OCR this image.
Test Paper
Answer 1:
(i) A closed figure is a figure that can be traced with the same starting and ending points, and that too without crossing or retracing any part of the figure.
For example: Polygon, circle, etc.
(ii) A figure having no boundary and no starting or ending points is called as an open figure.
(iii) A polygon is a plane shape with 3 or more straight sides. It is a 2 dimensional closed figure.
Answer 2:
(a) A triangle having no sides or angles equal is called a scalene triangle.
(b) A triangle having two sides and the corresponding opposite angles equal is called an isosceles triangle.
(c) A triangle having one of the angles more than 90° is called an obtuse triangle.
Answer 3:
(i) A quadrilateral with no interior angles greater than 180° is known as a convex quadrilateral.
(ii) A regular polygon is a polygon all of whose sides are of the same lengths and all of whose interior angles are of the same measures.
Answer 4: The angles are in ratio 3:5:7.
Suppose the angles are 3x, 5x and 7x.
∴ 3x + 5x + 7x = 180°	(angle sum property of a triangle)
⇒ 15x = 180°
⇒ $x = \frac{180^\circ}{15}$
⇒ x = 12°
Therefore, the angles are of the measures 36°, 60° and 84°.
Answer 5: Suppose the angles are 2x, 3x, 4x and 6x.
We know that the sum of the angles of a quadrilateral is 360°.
------------------------
Locate and copy each line in the data above that includes the word "having".

RESULT OF THIS EXERCISE:
(ii) A figure having no boundary and no starting or ending points is called as an open figure.
(a) A triangle having no sides or angles equal is called a scalene triangle.
(b) A triangle having two sides and the corresponding opposite angles equal is called an isosceles triangle.
(c) A triangle having one of the angles more than 90° is called an obtuse triangle.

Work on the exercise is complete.